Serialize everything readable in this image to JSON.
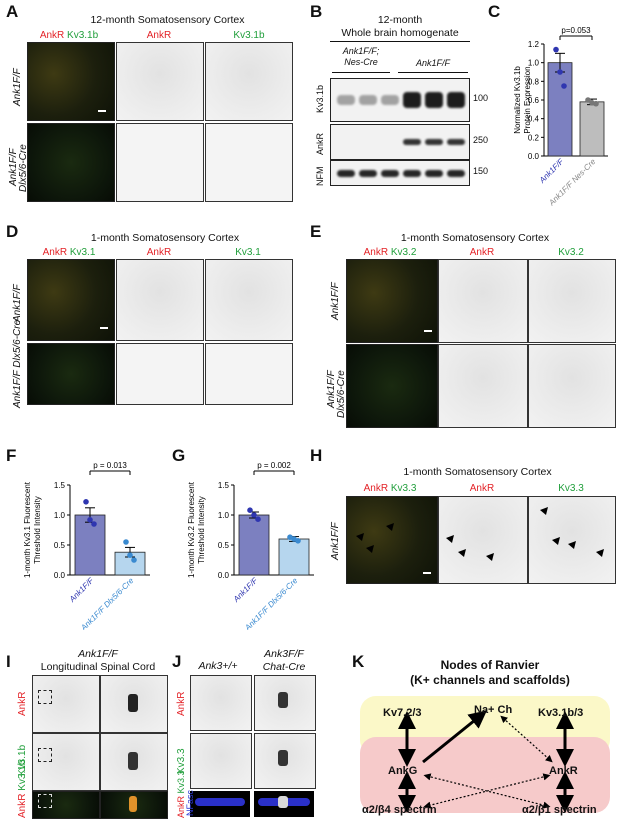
{
  "panelA": {
    "letter": "A",
    "title": "12-month Somatosensory Cortex",
    "chan1a": "AnkR",
    "chan1b": "Kv3.1b",
    "chan2": "AnkR",
    "chan3": "Kv3.1b",
    "row1": "Ank1F/F",
    "row2a": "Ank1F/F",
    "row2b": "Dlx5/6-Cre"
  },
  "panelB": {
    "letter": "B",
    "title1": "12-month",
    "title2": "Whole brain homogenate",
    "group1a": "Ank1F/F;",
    "group1b": "Nes-Cre",
    "group2": "Ank1F/F",
    "blots": [
      {
        "label": "Kv3.1b",
        "mw": "100"
      },
      {
        "label": "AnkR",
        "mw": "250"
      },
      {
        "label": "NFM",
        "mw": "150"
      }
    ]
  },
  "panelC": {
    "letter": "C",
    "pval": "p=0.053",
    "ylabel1": "Normalized Kv3.1b",
    "ylabel2": "Protein Expression",
    "chart_data": {
      "type": "bar",
      "categories": [
        "Ank1F/F",
        "Ank1F/F Nes-Cre"
      ],
      "values": [
        1.0,
        0.58
      ],
      "errors": [
        0.1,
        0.03
      ],
      "points": [
        [
          1.14,
          0.9,
          0.75
        ],
        [
          0.6,
          0.57,
          0.56
        ]
      ],
      "ylim": [
        0,
        1.2
      ],
      "yticks": [
        "0.0",
        "0.2",
        "0.4",
        "0.6",
        "0.8",
        "1.0",
        "1.2"
      ],
      "colors": [
        "#7c80c0",
        "#bdbdbd"
      ]
    }
  },
  "panelD": {
    "letter": "D",
    "title": "1-month Somatosensory Cortex",
    "chan1a": "AnkR",
    "chan1b": "Kv3.1",
    "chan2": "AnkR",
    "chan3": "Kv3.1",
    "row1": "Ank1F/F",
    "row2": "Ank1F/F Dlx5/6-Cre"
  },
  "panelE": {
    "letter": "E",
    "title": "1-month Somatosensory Cortex",
    "chan1a": "AnkR",
    "chan1b": "Kv3.2",
    "chan2": "AnkR",
    "chan3": "Kv3.2",
    "row1": "Ank1F/F",
    "row2a": "Ank1F/F",
    "row2b": "Dlx5/6-Cre"
  },
  "panelF": {
    "letter": "F",
    "pval": "p = 0.013",
    "ylabel1": "1-month Kv3.1 Fluorescent",
    "ylabel2": "Threshold Intensity",
    "chart_data": {
      "type": "bar",
      "categories": [
        "Ank1F/F",
        "Ank1F/F Dlx5/6-Cre"
      ],
      "values": [
        1.0,
        0.38
      ],
      "errors": [
        0.12,
        0.08
      ],
      "points": [
        [
          1.22,
          0.92,
          0.85
        ],
        [
          0.55,
          0.33,
          0.25
        ]
      ],
      "ylim": [
        0,
        1.5
      ],
      "yticks": [
        "0.0",
        "0.5",
        "1.0",
        "1.5"
      ],
      "colors": [
        "#7c80c0",
        "#b6d6ee"
      ]
    }
  },
  "panelG": {
    "letter": "G",
    "pval": "p = 0.002",
    "ylabel1": "1-month Kv3.2 Fluorescent",
    "ylabel2": "Threshold Intensity",
    "chart_data": {
      "type": "bar",
      "categories": [
        "Ank1F/F",
        "Ank1F/F Dlx5/6-Cre"
      ],
      "values": [
        1.0,
        0.6
      ],
      "errors": [
        0.05,
        0.04
      ],
      "points": [
        [
          1.08,
          1.0,
          0.93
        ],
        [
          0.63,
          0.6,
          0.57
        ]
      ],
      "ylim": [
        0,
        1.5
      ],
      "yticks": [
        "0.0",
        "0.5",
        "1.0",
        "1.5"
      ],
      "colors": [
        "#7c80c0",
        "#b6d6ee"
      ]
    }
  },
  "panelH": {
    "letter": "H",
    "title": "1-month Somatosensory Cortex",
    "chan1a": "AnkR",
    "chan1b": "Kv3.3",
    "chan2": "AnkR",
    "chan3": "Kv3.3",
    "row1": "Ank1F/F"
  },
  "panelI": {
    "letter": "I",
    "title1": "Ank1F/F",
    "title2": "Longitudinal Spinal Cord",
    "row1": "AnkR",
    "row2": "Kv3.1b",
    "row3a": "AnkR",
    "row3b": "Kv3.1b"
  },
  "panelJ": {
    "letter": "J",
    "col1": "Ank3+/+",
    "col2a": "Ank3F/F",
    "col2b": "Chat-Cre",
    "row1": "AnkR",
    "row2": "Kv3.3",
    "row3a": "AnkR",
    "row3b": "Kv3.3",
    "row3c": "NFasc"
  },
  "panelK": {
    "letter": "K",
    "title1": "Nodes of Ranvier",
    "title2": "(K+ channels and scaffolds)",
    "nodes": {
      "kv72": "Kv7.2/3",
      "nach": "Na+ Ch",
      "kv31": "Kv3.1b/3",
      "ankg": "AnkG",
      "ankr": "AnkR",
      "a2b4": "α2/β4 spectrin",
      "a2b1": "α2/β1 spectrin"
    },
    "colors": {
      "top": "#fbf8c8",
      "bottom": "#f6caca"
    }
  }
}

**What the task asks**.
Output the full listing verbatim, but drop the images.

**Exercise solution**.
Serialize everything readable in this image to JSON.
{
  "panelA": {
    "letter": "A",
    "title": "12-month Somatosensory Cortex",
    "chan1a": "AnkR",
    "chan1b": "Kv3.1b",
    "chan2": "AnkR",
    "chan3": "Kv3.1b",
    "row1": "Ank1F/F",
    "row2a": "Ank1F/F",
    "row2b": "Dlx5/6-Cre"
  },
  "panelB": {
    "letter": "B",
    "title1": "12-month",
    "title2": "Whole brain homogenate",
    "group1a": "Ank1F/F;",
    "group1b": "Nes-Cre",
    "group2": "Ank1F/F",
    "blots": [
      {
        "label": "Kv3.1b",
        "mw": "100"
      },
      {
        "label": "AnkR",
        "mw": "250"
      },
      {
        "label": "NFM",
        "mw": "150"
      }
    ]
  },
  "panelC": {
    "letter": "C",
    "pval": "p=0.053",
    "ylabel1": "Normalized Kv3.1b",
    "ylabel2": "Protein Expression",
    "chart_data": {
      "type": "bar",
      "categories": [
        "Ank1F/F",
        "Ank1F/F Nes-Cre"
      ],
      "values": [
        1.0,
        0.58
      ],
      "errors": [
        0.1,
        0.03
      ],
      "points": [
        [
          1.14,
          0.9,
          0.75
        ],
        [
          0.6,
          0.57,
          0.56
        ]
      ],
      "ylim": [
        0,
        1.2
      ],
      "yticks": [
        "0.0",
        "0.2",
        "0.4",
        "0.6",
        "0.8",
        "1.0",
        "1.2"
      ],
      "colors": [
        "#7c80c0",
        "#bdbdbd"
      ]
    }
  },
  "panelD": {
    "letter": "D",
    "title": "1-month Somatosensory Cortex",
    "chan1a": "AnkR",
    "chan1b": "Kv3.1",
    "chan2": "AnkR",
    "chan3": "Kv3.1",
    "row1": "Ank1F/F",
    "row2": "Ank1F/F Dlx5/6-Cre"
  },
  "panelE": {
    "letter": "E",
    "title": "1-month Somatosensory Cortex",
    "chan1a": "AnkR",
    "chan1b": "Kv3.2",
    "chan2": "AnkR",
    "chan3": "Kv3.2",
    "row1": "Ank1F/F",
    "row2a": "Ank1F/F",
    "row2b": "Dlx5/6-Cre"
  },
  "panelF": {
    "letter": "F",
    "pval": "p = 0.013",
    "ylabel1": "1-month Kv3.1 Fluorescent",
    "ylabel2": "Threshold Intensity",
    "chart_data": {
      "type": "bar",
      "categories": [
        "Ank1F/F",
        "Ank1F/F Dlx5/6-Cre"
      ],
      "values": [
        1.0,
        0.38
      ],
      "errors": [
        0.12,
        0.08
      ],
      "points": [
        [
          1.22,
          0.92,
          0.85
        ],
        [
          0.55,
          0.33,
          0.25
        ]
      ],
      "ylim": [
        0,
        1.5
      ],
      "yticks": [
        "0.0",
        "0.5",
        "1.0",
        "1.5"
      ],
      "colors": [
        "#7c80c0",
        "#b6d6ee"
      ]
    }
  },
  "panelG": {
    "letter": "G",
    "pval": "p = 0.002",
    "ylabel1": "1-month Kv3.2 Fluorescent",
    "ylabel2": "Threshold Intensity",
    "chart_data": {
      "type": "bar",
      "categories": [
        "Ank1F/F",
        "Ank1F/F Dlx5/6-Cre"
      ],
      "values": [
        1.0,
        0.6
      ],
      "errors": [
        0.05,
        0.04
      ],
      "points": [
        [
          1.08,
          1.0,
          0.93
        ],
        [
          0.63,
          0.6,
          0.57
        ]
      ],
      "ylim": [
        0,
        1.5
      ],
      "yticks": [
        "0.0",
        "0.5",
        "1.0",
        "1.5"
      ],
      "colors": [
        "#7c80c0",
        "#b6d6ee"
      ]
    }
  },
  "panelH": {
    "letter": "H",
    "title": "1-month Somatosensory Cortex",
    "chan1a": "AnkR",
    "chan1b": "Kv3.3",
    "chan2": "AnkR",
    "chan3": "Kv3.3",
    "row1": "Ank1F/F"
  },
  "panelI": {
    "letter": "I",
    "title1": "Ank1F/F",
    "title2": "Longitudinal Spinal Cord",
    "row1": "AnkR",
    "row2": "Kv3.1b",
    "row3a": "AnkR",
    "row3b": "Kv3.1b"
  },
  "panelJ": {
    "letter": "J",
    "col1": "Ank3+/+",
    "col2a": "Ank3F/F",
    "col2b": "Chat-Cre",
    "row1": "AnkR",
    "row2": "Kv3.3",
    "row3a": "AnkR",
    "row3b": "Kv3.3",
    "row3c": "NFasc"
  },
  "panelK": {
    "letter": "K",
    "title1": "Nodes of Ranvier",
    "title2": "(K+ channels and scaffolds)",
    "nodes": {
      "kv72": "Kv7.2/3",
      "nach": "Na+ Ch",
      "kv31": "Kv3.1b/3",
      "ankg": "AnkG",
      "ankr": "AnkR",
      "a2b4": "α2/β4 spectrin",
      "a2b1": "α2/β1 spectrin"
    },
    "colors": {
      "top": "#fbf8c8",
      "bottom": "#f6caca"
    }
  }
}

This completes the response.